Reproduce each line of the listing exactly.

Exercise material ->
·····

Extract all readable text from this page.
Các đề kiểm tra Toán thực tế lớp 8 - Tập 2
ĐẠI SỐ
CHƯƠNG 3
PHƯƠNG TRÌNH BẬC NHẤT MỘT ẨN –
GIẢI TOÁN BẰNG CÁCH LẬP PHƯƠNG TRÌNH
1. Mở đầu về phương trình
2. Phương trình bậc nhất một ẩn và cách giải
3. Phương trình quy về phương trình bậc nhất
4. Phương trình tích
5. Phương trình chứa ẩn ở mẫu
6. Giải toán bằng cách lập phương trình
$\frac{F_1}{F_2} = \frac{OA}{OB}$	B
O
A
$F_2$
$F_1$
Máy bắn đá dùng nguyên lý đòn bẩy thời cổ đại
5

·····

Task answer ->
Extract all readable text from this page.
Các đề kiểm tra Toán thực tế lớp 8 - Tập 2
ĐẠI SỐ
CHƯƠNG 3
PHƯƠNG TRÌNH BẬC NHẤT MỘT ẨN –
GIẢI TOÁN BẰNG CÁCH LẬP PHƯƠNG TRÌNH
1. Mở đầu về phương trình
2. Phương trình bậc nhất một ẩn và cách giải
3. Phương trình quy về phương trình bậc nhất
4. Phương trình tích
5. Phương trình chứa ẩn ở mẫu
6. Giải toán bằng cách lập phương trình
$\frac{F_1}{F_2} = \frac{OA}{OB}$	B
O
A
$F_2$
$F_1$
Máy bắn đá dùng nguyên lý đòn bẩy thời cổ đại
5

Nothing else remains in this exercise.